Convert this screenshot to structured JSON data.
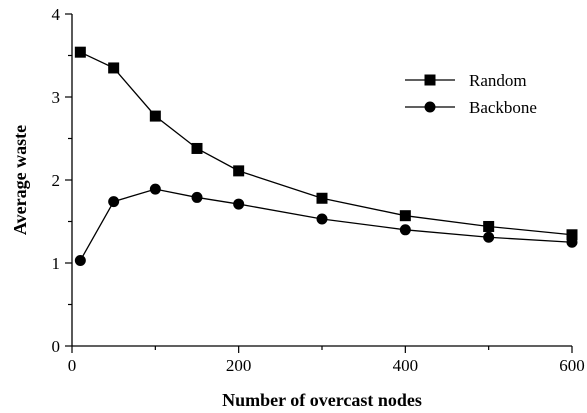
{
  "chart_data": {
    "type": "line",
    "xlabel": "Number of overcast nodes",
    "ylabel": "Average waste",
    "xlim": [
      0,
      600
    ],
    "ylim": [
      0,
      4
    ],
    "xticks": [
      0,
      200,
      400,
      600
    ],
    "yticks": [
      0,
      1,
      2,
      3,
      4
    ],
    "grid": false,
    "legend_position": "top-right",
    "series": [
      {
        "name": "Random",
        "marker": "square",
        "x": [
          10,
          50,
          100,
          150,
          200,
          300,
          400,
          500,
          600
        ],
        "values": [
          3.54,
          3.35,
          2.77,
          2.38,
          2.11,
          1.78,
          1.57,
          1.44,
          1.34
        ]
      },
      {
        "name": "Backbone",
        "marker": "circle",
        "x": [
          10,
          50,
          100,
          150,
          200,
          300,
          400,
          500,
          600
        ],
        "values": [
          1.03,
          1.74,
          1.89,
          1.79,
          1.71,
          1.53,
          1.4,
          1.31,
          1.25
        ]
      }
    ]
  }
}
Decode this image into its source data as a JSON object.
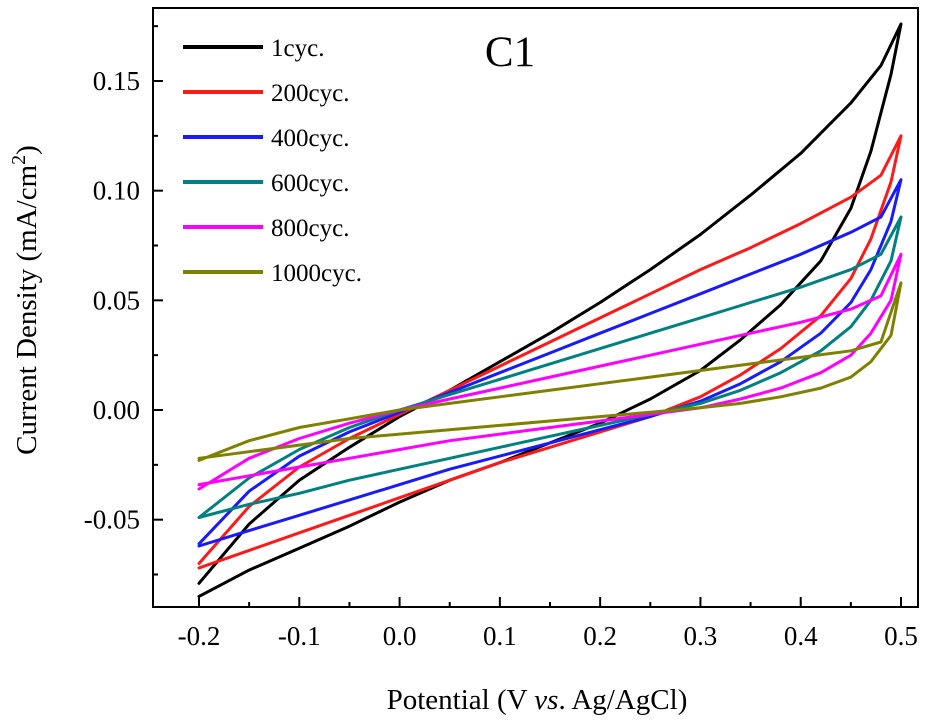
{
  "chart_data": {
    "type": "line",
    "annotation": "C1",
    "xlabel": "Potential (V vs. Ag/AgCl)",
    "xlabel_parts": {
      "before": "Potential (V ",
      "italic": "vs",
      "after": ". Ag/AgCl)"
    },
    "ylabel": "Current Density (mA/cm2)",
    "ylabel_parts": {
      "main": "Current Density (mA/cm",
      "superscript": "2",
      "closing": ")"
    },
    "xlim": [
      -0.2,
      0.5
    ],
    "ylim": [
      -0.085,
      0.175
    ],
    "x_ticks": [
      -0.2,
      -0.1,
      0.0,
      0.1,
      0.2,
      0.3,
      0.4,
      0.5
    ],
    "x_tick_labels": [
      "-0.2",
      "-0.1",
      "0.0",
      "0.1",
      "0.2",
      "0.3",
      "0.4",
      "0.5"
    ],
    "y_ticks": [
      -0.05,
      0.0,
      0.05,
      0.1,
      0.15
    ],
    "y_tick_labels": [
      "-0.05",
      "0.00",
      "0.05",
      "0.10",
      "0.15"
    ],
    "grid": false,
    "legend_position": "top-left",
    "series": [
      {
        "name": "1cyc.",
        "color": "#000000",
        "anodic": [
          [
            -0.2,
            -0.079
          ],
          [
            -0.15,
            -0.052
          ],
          [
            -0.1,
            -0.032
          ],
          [
            -0.05,
            -0.017
          ],
          [
            0.0,
            -0.003
          ],
          [
            0.05,
            0.009
          ],
          [
            0.1,
            0.022
          ],
          [
            0.15,
            0.035
          ],
          [
            0.2,
            0.049
          ],
          [
            0.25,
            0.064
          ],
          [
            0.3,
            0.08
          ],
          [
            0.35,
            0.098
          ],
          [
            0.4,
            0.117
          ],
          [
            0.45,
            0.14
          ],
          [
            0.48,
            0.157
          ],
          [
            0.5,
            0.176
          ]
        ],
        "cathodic": [
          [
            0.5,
            0.176
          ],
          [
            0.49,
            0.153
          ],
          [
            0.47,
            0.118
          ],
          [
            0.45,
            0.092
          ],
          [
            0.42,
            0.068
          ],
          [
            0.38,
            0.048
          ],
          [
            0.34,
            0.032
          ],
          [
            0.3,
            0.018
          ],
          [
            0.25,
            0.005
          ],
          [
            0.2,
            -0.006
          ],
          [
            0.15,
            -0.015
          ],
          [
            0.1,
            -0.024
          ],
          [
            0.05,
            -0.032
          ],
          [
            0.0,
            -0.042
          ],
          [
            -0.05,
            -0.053
          ],
          [
            -0.1,
            -0.063
          ],
          [
            -0.15,
            -0.073
          ],
          [
            -0.2,
            -0.085
          ]
        ]
      },
      {
        "name": "200cyc.",
        "color": "#ff1a1a",
        "anodic": [
          [
            -0.2,
            -0.07
          ],
          [
            -0.15,
            -0.044
          ],
          [
            -0.1,
            -0.026
          ],
          [
            -0.05,
            -0.013
          ],
          [
            0.0,
            -0.002
          ],
          [
            0.05,
            0.009
          ],
          [
            0.1,
            0.02
          ],
          [
            0.15,
            0.031
          ],
          [
            0.2,
            0.042
          ],
          [
            0.25,
            0.053
          ],
          [
            0.3,
            0.064
          ],
          [
            0.35,
            0.074
          ],
          [
            0.4,
            0.085
          ],
          [
            0.45,
            0.097
          ],
          [
            0.48,
            0.107
          ],
          [
            0.5,
            0.125
          ]
        ],
        "cathodic": [
          [
            0.5,
            0.125
          ],
          [
            0.49,
            0.104
          ],
          [
            0.47,
            0.078
          ],
          [
            0.45,
            0.06
          ],
          [
            0.42,
            0.043
          ],
          [
            0.38,
            0.028
          ],
          [
            0.34,
            0.016
          ],
          [
            0.3,
            0.006
          ],
          [
            0.25,
            -0.003
          ],
          [
            0.2,
            -0.01
          ],
          [
            0.15,
            -0.017
          ],
          [
            0.1,
            -0.024
          ],
          [
            0.05,
            -0.032
          ],
          [
            0.0,
            -0.04
          ],
          [
            -0.05,
            -0.048
          ],
          [
            -0.1,
            -0.056
          ],
          [
            -0.15,
            -0.064
          ],
          [
            -0.2,
            -0.072
          ]
        ]
      },
      {
        "name": "400cyc.",
        "color": "#1a1aff",
        "anodic": [
          [
            -0.2,
            -0.061
          ],
          [
            -0.15,
            -0.037
          ],
          [
            -0.1,
            -0.021
          ],
          [
            -0.05,
            -0.01
          ],
          [
            0.0,
            -0.001
          ],
          [
            0.05,
            0.008
          ],
          [
            0.1,
            0.017
          ],
          [
            0.15,
            0.026
          ],
          [
            0.2,
            0.035
          ],
          [
            0.25,
            0.044
          ],
          [
            0.3,
            0.053
          ],
          [
            0.35,
            0.062
          ],
          [
            0.4,
            0.071
          ],
          [
            0.45,
            0.081
          ],
          [
            0.48,
            0.088
          ],
          [
            0.5,
            0.105
          ]
        ],
        "cathodic": [
          [
            0.5,
            0.105
          ],
          [
            0.49,
            0.086
          ],
          [
            0.47,
            0.064
          ],
          [
            0.45,
            0.049
          ],
          [
            0.42,
            0.035
          ],
          [
            0.38,
            0.022
          ],
          [
            0.34,
            0.012
          ],
          [
            0.3,
            0.004
          ],
          [
            0.25,
            -0.003
          ],
          [
            0.2,
            -0.009
          ],
          [
            0.15,
            -0.015
          ],
          [
            0.1,
            -0.021
          ],
          [
            0.05,
            -0.027
          ],
          [
            0.0,
            -0.034
          ],
          [
            -0.05,
            -0.041
          ],
          [
            -0.1,
            -0.048
          ],
          [
            -0.15,
            -0.055
          ],
          [
            -0.2,
            -0.062
          ]
        ]
      },
      {
        "name": "600cyc.",
        "color": "#008080",
        "anodic": [
          [
            -0.2,
            -0.049
          ],
          [
            -0.15,
            -0.031
          ],
          [
            -0.1,
            -0.018
          ],
          [
            -0.05,
            -0.008
          ],
          [
            0.0,
            0.0
          ],
          [
            0.05,
            0.007
          ],
          [
            0.1,
            0.014
          ],
          [
            0.15,
            0.021
          ],
          [
            0.2,
            0.028
          ],
          [
            0.25,
            0.035
          ],
          [
            0.3,
            0.042
          ],
          [
            0.35,
            0.049
          ],
          [
            0.4,
            0.056
          ],
          [
            0.45,
            0.064
          ],
          [
            0.48,
            0.071
          ],
          [
            0.5,
            0.088
          ]
        ],
        "cathodic": [
          [
            0.5,
            0.088
          ],
          [
            0.49,
            0.068
          ],
          [
            0.47,
            0.05
          ],
          [
            0.45,
            0.038
          ],
          [
            0.42,
            0.027
          ],
          [
            0.38,
            0.017
          ],
          [
            0.34,
            0.009
          ],
          [
            0.3,
            0.003
          ],
          [
            0.25,
            -0.002
          ],
          [
            0.2,
            -0.007
          ],
          [
            0.15,
            -0.012
          ],
          [
            0.1,
            -0.017
          ],
          [
            0.05,
            -0.022
          ],
          [
            0.0,
            -0.027
          ],
          [
            -0.05,
            -0.032
          ],
          [
            -0.1,
            -0.038
          ],
          [
            -0.15,
            -0.043
          ],
          [
            -0.2,
            -0.049
          ]
        ]
      },
      {
        "name": "800cyc.",
        "color": "#ff00ff",
        "anodic": [
          [
            -0.2,
            -0.036
          ],
          [
            -0.15,
            -0.022
          ],
          [
            -0.1,
            -0.013
          ],
          [
            -0.05,
            -0.006
          ],
          [
            0.0,
            0.0
          ],
          [
            0.05,
            0.005
          ],
          [
            0.1,
            0.01
          ],
          [
            0.15,
            0.015
          ],
          [
            0.2,
            0.02
          ],
          [
            0.25,
            0.025
          ],
          [
            0.3,
            0.03
          ],
          [
            0.35,
            0.035
          ],
          [
            0.4,
            0.04
          ],
          [
            0.45,
            0.046
          ],
          [
            0.48,
            0.052
          ],
          [
            0.5,
            0.071
          ]
        ],
        "cathodic": [
          [
            0.5,
            0.071
          ],
          [
            0.49,
            0.05
          ],
          [
            0.47,
            0.035
          ],
          [
            0.45,
            0.025
          ],
          [
            0.42,
            0.017
          ],
          [
            0.38,
            0.01
          ],
          [
            0.34,
            0.005
          ],
          [
            0.3,
            0.001
          ],
          [
            0.25,
            -0.002
          ],
          [
            0.2,
            -0.005
          ],
          [
            0.15,
            -0.008
          ],
          [
            0.1,
            -0.011
          ],
          [
            0.05,
            -0.014
          ],
          [
            0.0,
            -0.018
          ],
          [
            -0.05,
            -0.022
          ],
          [
            -0.1,
            -0.026
          ],
          [
            -0.15,
            -0.03
          ],
          [
            -0.2,
            -0.034
          ]
        ]
      },
      {
        "name": "1000cyc.",
        "color": "#808000",
        "anodic": [
          [
            -0.2,
            -0.023
          ],
          [
            -0.15,
            -0.014
          ],
          [
            -0.1,
            -0.008
          ],
          [
            -0.05,
            -0.004
          ],
          [
            0.0,
            0.0
          ],
          [
            0.05,
            0.003
          ],
          [
            0.1,
            0.006
          ],
          [
            0.15,
            0.009
          ],
          [
            0.2,
            0.012
          ],
          [
            0.25,
            0.015
          ],
          [
            0.3,
            0.018
          ],
          [
            0.35,
            0.021
          ],
          [
            0.4,
            0.024
          ],
          [
            0.45,
            0.027
          ],
          [
            0.48,
            0.031
          ],
          [
            0.5,
            0.058
          ]
        ],
        "cathodic": [
          [
            0.5,
            0.058
          ],
          [
            0.49,
            0.034
          ],
          [
            0.47,
            0.022
          ],
          [
            0.45,
            0.015
          ],
          [
            0.42,
            0.01
          ],
          [
            0.38,
            0.006
          ],
          [
            0.34,
            0.003
          ],
          [
            0.3,
            0.001
          ],
          [
            0.25,
            -0.001
          ],
          [
            0.2,
            -0.003
          ],
          [
            0.15,
            -0.005
          ],
          [
            0.1,
            -0.007
          ],
          [
            0.05,
            -0.009
          ],
          [
            0.0,
            -0.011
          ],
          [
            -0.05,
            -0.013
          ],
          [
            -0.1,
            -0.016
          ],
          [
            -0.15,
            -0.019
          ],
          [
            -0.2,
            -0.022
          ]
        ]
      }
    ]
  }
}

Your goal -
Tally up the lines holding the word "AgCl" in the data above, and answer with that figure only.

The output -
2